* Testo del documento
Continua la mia battaglia per lo scandalo dell’Auditorium di Isernia.
Giuridicamente incomprensibili gli atteggiamenti della Procura della Repubblica.
La Procura di Isernia vuole escludermi dal procedimento dell’Auditorium.
Lo fa con un inaccettabile sistema: su cinque ipotesi di reato da me segnalate (truffa per il conseguimento di erogazioni pubbliche, abuso d’ufficio, rifiuto di atti d’ufficio, favoreggiamento e associazione a delinquere) procede solo su una, la prima, nella quale non rivesto la qualità di parte offesa perché è un reato ai danni dello stato. Sulle altre si limita a non esprimersi, togliendomi anche il diritto a interloquire.
Così non mi viene consentito di partecipare all’incidente probatorio in corso che, è bene ricordarlo, si sta svolgendo solo ad una delle mie innumerevoli opposizioni accolte dal gip.
In questo modo l’indagine va avanti gravemente menomata: con la sparizione di almeno quattro gravi ipotesi delittuose da me segnalate e con la mia estromissione.
Restano così in gioco solo gli indagati e un inquirente, la Procura isernina, tutt’altro che convinta della sussistenza dei reati e quindi tutt’altro che determinata, come provano le ripetute richieste di archiviazione, per fortuna mai accolte dal GIP.
Si tratta di comportamenti gravissimi a fronte dei quali ho già chiesto l’intervento della procura generale presso la corte di appello di Campobasso.

* Consegna
Nel testo sull'Auditorium di Isernia, a quale ufficio è già stato chiesto di intervenire?

* Dati archiviati
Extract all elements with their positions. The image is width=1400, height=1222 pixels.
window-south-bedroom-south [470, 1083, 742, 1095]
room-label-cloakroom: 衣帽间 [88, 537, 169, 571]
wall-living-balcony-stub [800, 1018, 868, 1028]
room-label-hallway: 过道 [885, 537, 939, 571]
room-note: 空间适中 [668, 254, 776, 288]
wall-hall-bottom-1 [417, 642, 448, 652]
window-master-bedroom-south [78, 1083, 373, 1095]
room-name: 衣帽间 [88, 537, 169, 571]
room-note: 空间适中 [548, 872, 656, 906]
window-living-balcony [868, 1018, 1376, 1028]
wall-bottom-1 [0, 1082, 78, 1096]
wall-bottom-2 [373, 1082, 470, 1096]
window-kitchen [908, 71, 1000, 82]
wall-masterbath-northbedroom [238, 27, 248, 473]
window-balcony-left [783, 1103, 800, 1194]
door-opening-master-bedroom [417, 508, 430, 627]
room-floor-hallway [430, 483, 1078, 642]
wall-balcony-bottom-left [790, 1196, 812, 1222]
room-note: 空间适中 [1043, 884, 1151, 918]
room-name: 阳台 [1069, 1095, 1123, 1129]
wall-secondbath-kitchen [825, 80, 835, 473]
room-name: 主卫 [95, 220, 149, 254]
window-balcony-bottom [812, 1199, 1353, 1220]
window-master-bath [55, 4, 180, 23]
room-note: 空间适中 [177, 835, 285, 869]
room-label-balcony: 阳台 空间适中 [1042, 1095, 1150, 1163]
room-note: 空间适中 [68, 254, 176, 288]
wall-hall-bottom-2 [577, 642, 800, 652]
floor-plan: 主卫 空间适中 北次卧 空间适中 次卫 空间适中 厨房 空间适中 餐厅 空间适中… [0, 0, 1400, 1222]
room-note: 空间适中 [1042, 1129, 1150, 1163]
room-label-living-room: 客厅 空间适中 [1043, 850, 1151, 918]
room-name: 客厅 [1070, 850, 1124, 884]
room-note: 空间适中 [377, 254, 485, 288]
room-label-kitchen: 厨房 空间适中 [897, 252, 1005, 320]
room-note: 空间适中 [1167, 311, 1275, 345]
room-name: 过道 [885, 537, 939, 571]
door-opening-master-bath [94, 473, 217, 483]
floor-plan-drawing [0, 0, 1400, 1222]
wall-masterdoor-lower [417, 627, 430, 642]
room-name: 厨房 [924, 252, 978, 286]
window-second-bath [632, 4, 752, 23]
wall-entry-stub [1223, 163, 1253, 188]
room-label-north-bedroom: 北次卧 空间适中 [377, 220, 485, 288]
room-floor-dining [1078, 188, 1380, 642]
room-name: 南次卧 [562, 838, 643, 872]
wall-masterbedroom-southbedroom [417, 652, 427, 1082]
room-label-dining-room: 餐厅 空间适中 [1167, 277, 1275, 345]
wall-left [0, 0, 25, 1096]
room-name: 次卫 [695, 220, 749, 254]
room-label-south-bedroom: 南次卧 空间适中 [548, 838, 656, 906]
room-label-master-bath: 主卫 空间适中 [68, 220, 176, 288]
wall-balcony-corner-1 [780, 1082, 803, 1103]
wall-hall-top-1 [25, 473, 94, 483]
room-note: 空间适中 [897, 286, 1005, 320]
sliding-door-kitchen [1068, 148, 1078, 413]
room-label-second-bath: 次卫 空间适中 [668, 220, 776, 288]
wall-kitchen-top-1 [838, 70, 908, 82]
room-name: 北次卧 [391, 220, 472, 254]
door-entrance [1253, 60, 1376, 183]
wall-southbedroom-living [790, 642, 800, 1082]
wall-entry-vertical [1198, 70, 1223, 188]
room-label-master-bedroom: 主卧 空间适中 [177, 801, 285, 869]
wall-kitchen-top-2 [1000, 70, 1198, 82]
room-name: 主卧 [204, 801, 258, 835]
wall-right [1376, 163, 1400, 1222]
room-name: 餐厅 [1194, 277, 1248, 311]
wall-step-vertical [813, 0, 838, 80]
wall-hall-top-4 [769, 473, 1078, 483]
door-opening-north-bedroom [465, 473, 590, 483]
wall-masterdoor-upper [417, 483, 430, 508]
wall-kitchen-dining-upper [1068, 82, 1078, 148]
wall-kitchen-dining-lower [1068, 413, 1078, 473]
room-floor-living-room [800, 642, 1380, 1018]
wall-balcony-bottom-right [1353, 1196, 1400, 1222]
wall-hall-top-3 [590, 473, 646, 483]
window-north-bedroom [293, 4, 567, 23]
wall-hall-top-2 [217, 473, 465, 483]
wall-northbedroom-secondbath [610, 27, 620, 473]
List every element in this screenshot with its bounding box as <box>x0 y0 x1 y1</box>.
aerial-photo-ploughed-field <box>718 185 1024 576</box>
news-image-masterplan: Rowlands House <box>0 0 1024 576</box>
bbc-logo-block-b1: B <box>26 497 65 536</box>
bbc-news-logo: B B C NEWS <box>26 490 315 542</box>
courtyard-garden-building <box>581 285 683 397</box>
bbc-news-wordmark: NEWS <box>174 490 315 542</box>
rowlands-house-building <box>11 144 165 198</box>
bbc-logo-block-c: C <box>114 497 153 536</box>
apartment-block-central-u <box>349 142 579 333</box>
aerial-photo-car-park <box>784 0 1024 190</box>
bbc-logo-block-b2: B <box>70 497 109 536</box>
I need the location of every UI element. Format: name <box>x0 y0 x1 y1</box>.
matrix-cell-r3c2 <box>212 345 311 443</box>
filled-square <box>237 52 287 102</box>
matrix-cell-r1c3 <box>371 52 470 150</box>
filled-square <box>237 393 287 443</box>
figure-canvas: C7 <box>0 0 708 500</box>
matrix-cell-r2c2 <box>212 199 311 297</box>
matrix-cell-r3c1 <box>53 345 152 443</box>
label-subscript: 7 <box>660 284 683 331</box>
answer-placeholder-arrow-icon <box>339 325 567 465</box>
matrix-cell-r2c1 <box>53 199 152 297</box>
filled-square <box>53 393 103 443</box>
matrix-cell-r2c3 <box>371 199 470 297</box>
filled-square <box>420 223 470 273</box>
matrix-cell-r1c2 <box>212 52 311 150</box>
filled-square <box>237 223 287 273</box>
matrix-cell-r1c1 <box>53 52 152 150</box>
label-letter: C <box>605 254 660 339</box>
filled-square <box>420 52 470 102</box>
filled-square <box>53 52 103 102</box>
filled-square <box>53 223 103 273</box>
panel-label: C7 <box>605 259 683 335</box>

* Soluzione
Alla procura generale presso la corte di appello di Campobasso.